***** Extract *****

Two study sessions were conducted on two separate days. The first study session included the Structured Clinical Interview for DSM-IV (SCID) and a brief set of questionnaires. The second session was scheduled within a week of the first session and included the MRI scan. The MRI scan sequence consisted of T1-weighted structural scans, BOLD T2*-weighted task fMRI scans, and a diffusion-weighted structural scan. All procedures were approved by the Institutional Review Board and were conducted in accordance with The Code of Ethics of the World Medical Association (Declaration of Helsinki).

2.2.1. Structured clinical interview

We conducted all modules of the SCID for all DSM-IV Axis I disorders to exclude participants who met criteria for major disorders with the exception of PTSD. No participant met criteria for other major diagnoses, so none were excluded. The TE participants represented the range of trauma-related symptoms. Five of the 22 TE participants met DSM-IV criteria for current PTSD. Of the remaining 17 TE participants, 4 endorsed subclinical levels of current symptoms (in this case met re-experiencing and hyperarousal criteria but did not meet avoidance criteria), 9 endorsed at least some symptoms, and 4 endorsed zero current symptoms. Three participants reported current use of prescription medications: one trauma-exposed participants reported prescription medication (Prozac), as did 2 control participant (Wellbutrin & Lexapro; 1 unspecified non-psychoactive medication). The structural and functional imaging data from these participants did not differ from the data of the other participants in each group when we conducted independent sample t-tests within groups. For the TE group ts ranged from − 0.925–0.003, corresponding p-values from 0.366–0.998, and all 95% CIs of the mean difference included zero. For the no trauma controls, ts ranged from − 1.751–0.124, corresponding p-values from 0.097–0.903, and all 95% CIs of the mean difference included zero. Given the absence of differences on the critical data, we retained the participants on medication in the analyses.

*****

Try it ▸ Continue the methods passage on the clinical interview and MRI sessions from its last sentence.

***** Information shown *****

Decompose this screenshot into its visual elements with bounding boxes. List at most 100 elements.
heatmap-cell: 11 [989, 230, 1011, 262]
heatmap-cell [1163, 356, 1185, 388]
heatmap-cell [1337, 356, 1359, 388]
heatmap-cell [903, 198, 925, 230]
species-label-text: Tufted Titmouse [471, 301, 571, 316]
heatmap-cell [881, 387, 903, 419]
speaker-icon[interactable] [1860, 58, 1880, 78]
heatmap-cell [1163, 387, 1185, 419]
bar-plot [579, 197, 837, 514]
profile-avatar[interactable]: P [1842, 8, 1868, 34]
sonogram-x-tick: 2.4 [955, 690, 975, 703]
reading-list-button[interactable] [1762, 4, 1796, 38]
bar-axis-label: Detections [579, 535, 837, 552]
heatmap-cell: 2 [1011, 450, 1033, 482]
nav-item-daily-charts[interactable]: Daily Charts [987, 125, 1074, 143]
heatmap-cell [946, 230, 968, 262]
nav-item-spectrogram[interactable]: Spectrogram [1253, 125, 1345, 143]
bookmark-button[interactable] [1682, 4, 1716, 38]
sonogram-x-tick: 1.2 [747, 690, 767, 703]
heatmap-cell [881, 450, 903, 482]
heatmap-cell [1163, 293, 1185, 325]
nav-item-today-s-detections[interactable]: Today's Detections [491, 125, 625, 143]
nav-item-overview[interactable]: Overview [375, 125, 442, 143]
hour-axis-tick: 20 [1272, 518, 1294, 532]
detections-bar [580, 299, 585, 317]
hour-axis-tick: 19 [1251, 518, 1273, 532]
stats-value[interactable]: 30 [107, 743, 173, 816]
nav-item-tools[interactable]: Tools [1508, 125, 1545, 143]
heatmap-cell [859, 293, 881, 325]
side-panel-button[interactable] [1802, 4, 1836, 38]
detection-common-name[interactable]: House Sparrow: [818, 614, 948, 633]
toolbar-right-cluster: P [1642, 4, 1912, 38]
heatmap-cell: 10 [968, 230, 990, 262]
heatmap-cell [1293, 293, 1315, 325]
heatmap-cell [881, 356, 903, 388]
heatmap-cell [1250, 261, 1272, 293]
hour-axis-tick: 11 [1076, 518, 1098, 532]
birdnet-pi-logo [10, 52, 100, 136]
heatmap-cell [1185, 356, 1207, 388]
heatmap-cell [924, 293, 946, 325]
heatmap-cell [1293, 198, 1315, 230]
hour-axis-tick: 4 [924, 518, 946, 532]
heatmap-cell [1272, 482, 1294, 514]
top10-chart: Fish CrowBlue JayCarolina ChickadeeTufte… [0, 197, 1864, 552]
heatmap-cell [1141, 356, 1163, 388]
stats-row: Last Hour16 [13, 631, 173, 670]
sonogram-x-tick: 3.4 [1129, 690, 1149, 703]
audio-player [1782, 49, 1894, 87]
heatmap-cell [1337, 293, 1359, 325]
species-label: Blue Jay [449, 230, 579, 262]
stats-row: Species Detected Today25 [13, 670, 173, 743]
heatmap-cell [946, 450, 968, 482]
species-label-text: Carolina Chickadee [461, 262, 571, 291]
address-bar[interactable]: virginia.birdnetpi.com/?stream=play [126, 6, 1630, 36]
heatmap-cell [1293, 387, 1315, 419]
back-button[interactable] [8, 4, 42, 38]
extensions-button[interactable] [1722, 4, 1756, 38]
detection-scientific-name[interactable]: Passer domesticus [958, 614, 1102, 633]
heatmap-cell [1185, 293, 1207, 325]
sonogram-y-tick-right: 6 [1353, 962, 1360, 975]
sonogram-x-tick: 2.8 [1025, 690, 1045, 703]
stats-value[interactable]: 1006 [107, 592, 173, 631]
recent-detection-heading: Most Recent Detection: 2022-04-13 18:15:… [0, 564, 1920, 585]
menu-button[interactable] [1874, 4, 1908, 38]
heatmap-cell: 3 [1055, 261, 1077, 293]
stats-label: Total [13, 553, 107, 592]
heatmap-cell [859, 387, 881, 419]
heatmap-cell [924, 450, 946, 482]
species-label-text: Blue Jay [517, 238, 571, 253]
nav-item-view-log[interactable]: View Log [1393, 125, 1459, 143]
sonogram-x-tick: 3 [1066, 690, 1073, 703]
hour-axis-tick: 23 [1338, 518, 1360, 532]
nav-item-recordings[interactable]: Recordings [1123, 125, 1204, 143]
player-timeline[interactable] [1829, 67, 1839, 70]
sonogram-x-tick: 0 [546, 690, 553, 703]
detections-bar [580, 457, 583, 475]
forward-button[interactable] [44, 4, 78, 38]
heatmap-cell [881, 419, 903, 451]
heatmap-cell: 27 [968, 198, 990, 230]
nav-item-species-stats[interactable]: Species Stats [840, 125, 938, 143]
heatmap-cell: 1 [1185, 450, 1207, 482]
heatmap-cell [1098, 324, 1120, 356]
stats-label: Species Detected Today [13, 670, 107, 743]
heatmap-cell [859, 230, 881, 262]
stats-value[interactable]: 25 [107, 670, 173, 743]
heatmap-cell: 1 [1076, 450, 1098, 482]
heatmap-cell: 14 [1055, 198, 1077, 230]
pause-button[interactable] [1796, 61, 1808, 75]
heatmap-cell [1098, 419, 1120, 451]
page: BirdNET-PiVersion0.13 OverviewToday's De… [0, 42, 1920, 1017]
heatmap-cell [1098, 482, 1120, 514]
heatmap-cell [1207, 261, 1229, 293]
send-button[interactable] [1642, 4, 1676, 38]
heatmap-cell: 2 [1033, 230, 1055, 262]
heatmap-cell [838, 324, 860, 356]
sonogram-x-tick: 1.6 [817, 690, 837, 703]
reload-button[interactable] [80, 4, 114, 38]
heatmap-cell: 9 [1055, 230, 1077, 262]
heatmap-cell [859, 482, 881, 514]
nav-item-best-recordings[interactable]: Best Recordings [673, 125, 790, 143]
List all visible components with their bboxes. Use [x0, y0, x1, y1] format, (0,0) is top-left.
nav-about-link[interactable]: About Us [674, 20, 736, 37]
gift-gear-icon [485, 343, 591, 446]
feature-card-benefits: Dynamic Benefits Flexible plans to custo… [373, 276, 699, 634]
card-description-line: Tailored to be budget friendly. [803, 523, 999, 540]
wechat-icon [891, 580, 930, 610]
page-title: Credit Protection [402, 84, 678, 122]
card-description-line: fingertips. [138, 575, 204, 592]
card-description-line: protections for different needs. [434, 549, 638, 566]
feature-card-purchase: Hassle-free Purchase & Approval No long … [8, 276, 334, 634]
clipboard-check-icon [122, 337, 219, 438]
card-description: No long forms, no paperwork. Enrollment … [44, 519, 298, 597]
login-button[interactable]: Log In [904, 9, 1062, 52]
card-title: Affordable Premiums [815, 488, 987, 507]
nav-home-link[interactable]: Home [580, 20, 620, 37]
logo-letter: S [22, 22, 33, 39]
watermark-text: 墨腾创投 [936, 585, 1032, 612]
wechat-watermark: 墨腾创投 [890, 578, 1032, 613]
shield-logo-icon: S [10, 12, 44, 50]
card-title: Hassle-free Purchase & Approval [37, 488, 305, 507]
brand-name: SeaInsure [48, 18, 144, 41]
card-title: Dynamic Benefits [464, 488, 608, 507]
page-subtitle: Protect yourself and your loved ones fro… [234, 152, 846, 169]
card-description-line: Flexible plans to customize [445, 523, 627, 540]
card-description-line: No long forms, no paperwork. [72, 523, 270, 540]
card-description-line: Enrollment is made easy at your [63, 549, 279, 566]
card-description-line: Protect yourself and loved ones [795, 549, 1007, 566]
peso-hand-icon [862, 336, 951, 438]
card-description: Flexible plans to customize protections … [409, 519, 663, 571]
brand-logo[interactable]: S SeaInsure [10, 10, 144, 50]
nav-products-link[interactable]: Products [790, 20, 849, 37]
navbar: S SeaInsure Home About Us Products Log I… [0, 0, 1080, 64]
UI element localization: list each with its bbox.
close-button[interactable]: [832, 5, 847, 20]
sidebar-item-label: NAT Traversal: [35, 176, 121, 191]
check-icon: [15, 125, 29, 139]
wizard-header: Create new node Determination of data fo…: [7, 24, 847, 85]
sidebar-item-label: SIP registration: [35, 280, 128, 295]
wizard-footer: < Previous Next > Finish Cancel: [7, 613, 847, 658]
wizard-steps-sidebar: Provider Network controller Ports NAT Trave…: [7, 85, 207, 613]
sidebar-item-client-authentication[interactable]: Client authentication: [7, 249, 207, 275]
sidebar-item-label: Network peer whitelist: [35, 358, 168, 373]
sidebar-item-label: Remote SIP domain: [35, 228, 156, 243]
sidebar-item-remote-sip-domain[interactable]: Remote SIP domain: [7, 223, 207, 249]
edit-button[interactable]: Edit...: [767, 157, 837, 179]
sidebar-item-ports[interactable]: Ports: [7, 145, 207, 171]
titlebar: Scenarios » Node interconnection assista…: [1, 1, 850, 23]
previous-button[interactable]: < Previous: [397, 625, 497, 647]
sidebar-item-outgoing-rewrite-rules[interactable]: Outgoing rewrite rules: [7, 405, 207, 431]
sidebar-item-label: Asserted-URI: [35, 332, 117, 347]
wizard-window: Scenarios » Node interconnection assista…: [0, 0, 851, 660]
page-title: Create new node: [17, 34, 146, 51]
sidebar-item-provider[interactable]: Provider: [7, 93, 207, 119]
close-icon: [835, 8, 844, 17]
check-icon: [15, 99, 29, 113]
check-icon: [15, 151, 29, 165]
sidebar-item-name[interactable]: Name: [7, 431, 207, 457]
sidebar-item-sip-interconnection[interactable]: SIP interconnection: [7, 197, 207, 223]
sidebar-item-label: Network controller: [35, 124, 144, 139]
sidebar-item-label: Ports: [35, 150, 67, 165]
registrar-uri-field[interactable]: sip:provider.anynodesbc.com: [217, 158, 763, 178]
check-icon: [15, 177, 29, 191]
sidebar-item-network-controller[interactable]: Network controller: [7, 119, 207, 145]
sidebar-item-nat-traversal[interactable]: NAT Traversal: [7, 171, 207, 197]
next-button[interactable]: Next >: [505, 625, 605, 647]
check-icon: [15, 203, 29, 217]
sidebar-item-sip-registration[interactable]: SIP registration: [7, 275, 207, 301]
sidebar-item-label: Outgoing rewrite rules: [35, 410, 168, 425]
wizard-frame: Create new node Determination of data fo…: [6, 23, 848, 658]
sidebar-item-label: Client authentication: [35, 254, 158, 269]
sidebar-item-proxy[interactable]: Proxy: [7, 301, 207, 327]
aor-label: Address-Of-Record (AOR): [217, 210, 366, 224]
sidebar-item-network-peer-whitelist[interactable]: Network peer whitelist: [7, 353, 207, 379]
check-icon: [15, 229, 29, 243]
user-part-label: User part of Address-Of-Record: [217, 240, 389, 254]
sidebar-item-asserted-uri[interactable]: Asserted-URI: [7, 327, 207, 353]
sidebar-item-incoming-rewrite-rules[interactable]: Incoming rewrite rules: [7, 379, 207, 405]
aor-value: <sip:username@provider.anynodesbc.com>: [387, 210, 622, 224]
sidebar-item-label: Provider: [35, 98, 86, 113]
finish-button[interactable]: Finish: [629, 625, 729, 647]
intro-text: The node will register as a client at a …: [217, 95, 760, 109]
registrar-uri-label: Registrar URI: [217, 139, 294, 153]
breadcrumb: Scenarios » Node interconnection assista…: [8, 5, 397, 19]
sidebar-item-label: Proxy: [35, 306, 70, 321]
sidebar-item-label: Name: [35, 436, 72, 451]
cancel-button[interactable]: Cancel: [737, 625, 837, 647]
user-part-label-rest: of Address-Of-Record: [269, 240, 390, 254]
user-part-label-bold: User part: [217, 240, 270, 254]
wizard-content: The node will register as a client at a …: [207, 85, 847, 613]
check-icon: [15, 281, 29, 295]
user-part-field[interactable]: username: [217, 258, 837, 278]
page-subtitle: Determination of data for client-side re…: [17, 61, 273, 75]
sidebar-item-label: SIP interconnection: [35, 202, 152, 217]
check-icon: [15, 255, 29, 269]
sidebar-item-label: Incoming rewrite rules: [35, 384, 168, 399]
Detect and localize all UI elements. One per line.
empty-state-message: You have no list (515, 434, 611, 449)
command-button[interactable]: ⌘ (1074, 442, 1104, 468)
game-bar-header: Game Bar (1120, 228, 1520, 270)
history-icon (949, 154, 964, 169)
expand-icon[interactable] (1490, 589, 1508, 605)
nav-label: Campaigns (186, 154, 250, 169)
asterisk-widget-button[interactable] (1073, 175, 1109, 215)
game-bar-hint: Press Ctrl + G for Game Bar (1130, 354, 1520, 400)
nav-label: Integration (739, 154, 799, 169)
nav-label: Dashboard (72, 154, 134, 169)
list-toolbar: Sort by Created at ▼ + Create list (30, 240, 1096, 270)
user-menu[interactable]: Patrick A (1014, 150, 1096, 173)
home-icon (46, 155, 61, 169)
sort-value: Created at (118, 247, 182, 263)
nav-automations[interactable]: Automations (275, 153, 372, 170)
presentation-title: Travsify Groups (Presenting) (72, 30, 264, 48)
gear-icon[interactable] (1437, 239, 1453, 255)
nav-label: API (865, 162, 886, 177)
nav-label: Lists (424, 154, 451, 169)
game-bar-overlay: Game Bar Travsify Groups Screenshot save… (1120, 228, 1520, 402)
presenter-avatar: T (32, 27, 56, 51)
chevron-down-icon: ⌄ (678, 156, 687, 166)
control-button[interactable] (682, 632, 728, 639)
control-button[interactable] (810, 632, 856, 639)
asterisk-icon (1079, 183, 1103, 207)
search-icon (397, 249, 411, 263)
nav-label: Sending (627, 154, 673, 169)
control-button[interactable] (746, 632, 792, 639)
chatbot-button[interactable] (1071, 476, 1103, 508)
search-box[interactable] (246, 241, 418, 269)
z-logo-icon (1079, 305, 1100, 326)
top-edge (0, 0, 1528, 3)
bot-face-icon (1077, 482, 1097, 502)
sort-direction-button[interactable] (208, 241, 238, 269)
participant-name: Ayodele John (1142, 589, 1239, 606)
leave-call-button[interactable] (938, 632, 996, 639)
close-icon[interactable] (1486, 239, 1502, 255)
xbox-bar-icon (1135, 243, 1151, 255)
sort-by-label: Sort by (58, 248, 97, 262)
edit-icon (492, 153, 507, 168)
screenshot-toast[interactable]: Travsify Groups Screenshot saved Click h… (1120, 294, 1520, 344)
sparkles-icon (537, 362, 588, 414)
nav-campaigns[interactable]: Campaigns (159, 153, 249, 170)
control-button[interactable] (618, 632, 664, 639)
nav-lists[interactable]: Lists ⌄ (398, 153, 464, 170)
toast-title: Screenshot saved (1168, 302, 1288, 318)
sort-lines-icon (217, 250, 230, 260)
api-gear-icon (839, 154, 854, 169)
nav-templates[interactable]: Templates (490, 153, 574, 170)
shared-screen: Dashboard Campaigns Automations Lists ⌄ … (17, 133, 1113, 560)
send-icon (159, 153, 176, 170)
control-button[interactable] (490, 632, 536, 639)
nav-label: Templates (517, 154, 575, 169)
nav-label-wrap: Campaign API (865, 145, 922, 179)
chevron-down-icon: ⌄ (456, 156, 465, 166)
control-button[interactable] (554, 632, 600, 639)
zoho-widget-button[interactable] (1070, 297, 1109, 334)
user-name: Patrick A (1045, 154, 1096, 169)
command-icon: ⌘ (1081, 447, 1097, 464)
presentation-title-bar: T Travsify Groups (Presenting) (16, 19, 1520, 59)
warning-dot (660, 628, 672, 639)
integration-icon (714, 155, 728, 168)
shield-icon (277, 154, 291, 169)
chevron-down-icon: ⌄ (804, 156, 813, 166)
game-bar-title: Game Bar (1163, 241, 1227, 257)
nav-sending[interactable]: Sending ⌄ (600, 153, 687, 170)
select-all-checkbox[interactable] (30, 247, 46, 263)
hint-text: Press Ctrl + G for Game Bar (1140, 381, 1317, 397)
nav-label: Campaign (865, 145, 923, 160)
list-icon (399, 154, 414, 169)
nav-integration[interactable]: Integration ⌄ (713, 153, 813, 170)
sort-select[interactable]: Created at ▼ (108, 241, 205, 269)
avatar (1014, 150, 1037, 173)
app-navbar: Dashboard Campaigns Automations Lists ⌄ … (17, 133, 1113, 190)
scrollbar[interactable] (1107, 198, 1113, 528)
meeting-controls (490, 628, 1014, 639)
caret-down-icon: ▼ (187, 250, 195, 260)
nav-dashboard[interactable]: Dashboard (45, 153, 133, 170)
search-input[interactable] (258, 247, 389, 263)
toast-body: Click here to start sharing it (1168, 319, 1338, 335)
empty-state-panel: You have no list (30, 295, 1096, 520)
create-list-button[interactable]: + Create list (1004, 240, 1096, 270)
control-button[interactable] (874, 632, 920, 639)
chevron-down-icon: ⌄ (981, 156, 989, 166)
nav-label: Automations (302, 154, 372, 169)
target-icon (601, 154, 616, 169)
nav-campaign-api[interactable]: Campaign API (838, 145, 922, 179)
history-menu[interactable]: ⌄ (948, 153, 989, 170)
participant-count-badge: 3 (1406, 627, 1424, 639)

*****

Response below ▸
2.2.2. Questionnaires

Following the SCID, participants completed a set of questionnaires, which included the Perceived Stress Scale (PSS, Cohen et al., 1983), the State-Trait Anxiety Inventory – State Version (STAI-S, Spielberger et al., 1983), and the Beck Depression Inventory II (BDI-II, Beck et al., 1996). During the second study session, participants completed STAI-S and BDI-II before the MRI scan.

2.2.3. FMRI task

The fMRI task consisted of 4 event-related functional runs. These runs began approximately 20 min into the scan session. This timing minimized the potential for a confounding influence of scanner-related stress on the BOLD response, as the runs began after the 15-min window during which normative scanner-related stress has been shown to occur and then subside (Muehlhan et al., 2011). During each run, participants viewed 60 full-color images of randomly presented complex scenes that were positive, negative, or neutral in valence.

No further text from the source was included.